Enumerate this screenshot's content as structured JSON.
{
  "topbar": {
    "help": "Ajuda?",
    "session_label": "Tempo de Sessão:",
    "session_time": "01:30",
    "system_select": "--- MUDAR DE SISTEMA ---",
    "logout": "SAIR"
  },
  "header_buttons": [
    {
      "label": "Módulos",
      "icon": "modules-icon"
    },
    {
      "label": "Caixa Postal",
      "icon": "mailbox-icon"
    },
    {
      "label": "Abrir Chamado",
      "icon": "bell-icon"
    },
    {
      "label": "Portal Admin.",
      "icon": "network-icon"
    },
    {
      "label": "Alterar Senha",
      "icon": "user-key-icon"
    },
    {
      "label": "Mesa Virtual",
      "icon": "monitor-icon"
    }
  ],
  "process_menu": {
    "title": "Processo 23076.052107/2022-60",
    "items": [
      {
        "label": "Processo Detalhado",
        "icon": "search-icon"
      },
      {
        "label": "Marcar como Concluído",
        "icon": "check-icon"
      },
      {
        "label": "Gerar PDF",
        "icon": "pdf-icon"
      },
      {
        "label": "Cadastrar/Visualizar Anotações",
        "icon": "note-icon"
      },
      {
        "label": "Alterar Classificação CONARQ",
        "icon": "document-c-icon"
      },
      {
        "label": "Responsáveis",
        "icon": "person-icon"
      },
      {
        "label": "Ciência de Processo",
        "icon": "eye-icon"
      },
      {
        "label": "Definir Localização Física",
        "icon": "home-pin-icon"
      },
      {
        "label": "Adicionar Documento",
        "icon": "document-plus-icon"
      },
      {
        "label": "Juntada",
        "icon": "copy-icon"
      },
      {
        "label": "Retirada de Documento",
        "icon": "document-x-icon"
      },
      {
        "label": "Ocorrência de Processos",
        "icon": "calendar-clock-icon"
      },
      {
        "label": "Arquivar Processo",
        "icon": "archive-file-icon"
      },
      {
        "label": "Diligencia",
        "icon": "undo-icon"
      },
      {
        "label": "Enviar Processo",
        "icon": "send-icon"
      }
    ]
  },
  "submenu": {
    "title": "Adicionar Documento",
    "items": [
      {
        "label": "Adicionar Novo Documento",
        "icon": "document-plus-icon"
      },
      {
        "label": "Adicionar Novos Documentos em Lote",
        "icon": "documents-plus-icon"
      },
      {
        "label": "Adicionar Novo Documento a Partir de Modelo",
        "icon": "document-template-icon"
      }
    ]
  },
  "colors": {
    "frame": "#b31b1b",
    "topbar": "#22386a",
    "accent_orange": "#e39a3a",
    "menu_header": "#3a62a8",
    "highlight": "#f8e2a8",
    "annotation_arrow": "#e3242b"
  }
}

- Objective
Reproduce each record exactly as it appears.

- Answer to this problem
Enumerate this screenshot's content as structured JSON.
{
  "topbar": {
    "help": "Ajuda?",
    "session_label": "Tempo de Sessão:",
    "session_time": "01:30",
    "system_select": "--- MUDAR DE SISTEMA ---",
    "logout": "SAIR"
  },
  "header_buttons": [
    {
      "label": "Módulos",
      "icon": "modules-icon"
    },
    {
      "label": "Caixa Postal",
      "icon": "mailbox-icon"
    },
    {
      "label": "Abrir Chamado",
      "icon": "bell-icon"
    },
    {
      "label": "Portal Admin.",
      "icon": "network-icon"
    },
    {
      "label": "Alterar Senha",
      "icon": "user-key-icon"
    },
    {
      "label": "Mesa Virtual",
      "icon": "monitor-icon"
    }
  ],
  "process_menu": {
    "title": "Processo 23076.052107/2022-60",
    "items": [
      {
        "label": "Processo Detalhado",
        "icon": "search-icon"
      },
      {
        "label": "Marcar como Concluído",
        "icon": "check-icon"
      },
      {
        "label": "Gerar PDF",
        "icon": "pdf-icon"
      },
      {
        "label": "Cadastrar/Visualizar Anotações",
        "icon": "note-icon"
      },
      {
        "label": "Alterar Classificação CONARQ",
        "icon": "document-c-icon"
      },
      {
        "label": "Responsáveis",
        "icon": "person-icon"
      },
      {
        "label": "Ciência de Processo",
        "icon": "eye-icon"
      },
      {
        "label": "Definir Localização Física",
        "icon": "home-pin-icon"
      },
      {
        "label": "Adicionar Documento",
        "icon": "document-plus-icon"
      },
      {
        "label": "Juntada",
        "icon": "copy-icon"
      },
      {
        "label": "Retirada de Documento",
        "icon": "document-x-icon"
      },
      {
        "label": "Ocorrência de Processos",
        "icon": "calendar-clock-icon"
      },
      {
        "label": "Arquivar Processo",
        "icon": "archive-file-icon"
      },
      {
        "label": "Diligencia",
        "icon": "undo-icon"
      },
      {
        "label": "Enviar Processo",
        "icon": "send-icon"
      }
    ]
  },
  "submenu": {
    "title": "Adicionar Documento",
    "items": [
      {
        "label": "Adicionar Novo Documento",
        "icon": "document-plus-icon"
      },
      {
        "label": "Adicionar Novos Documentos em Lote",
        "icon": "documents-plus-icon"
      },
      {
        "label": "Adicionar Novo Documento a Partir de Modelo",
        "icon": "document-template-icon"
      }
    ]
  },
  "colors": {
    "frame": "#b31b1b",
    "topbar": "#22386a",
    "accent_orange": "#e39a3a",
    "menu_header": "#3a62a8",
    "highlight": "#f8e2a8",
    "annotation_arrow": "#e3242b"
  }
}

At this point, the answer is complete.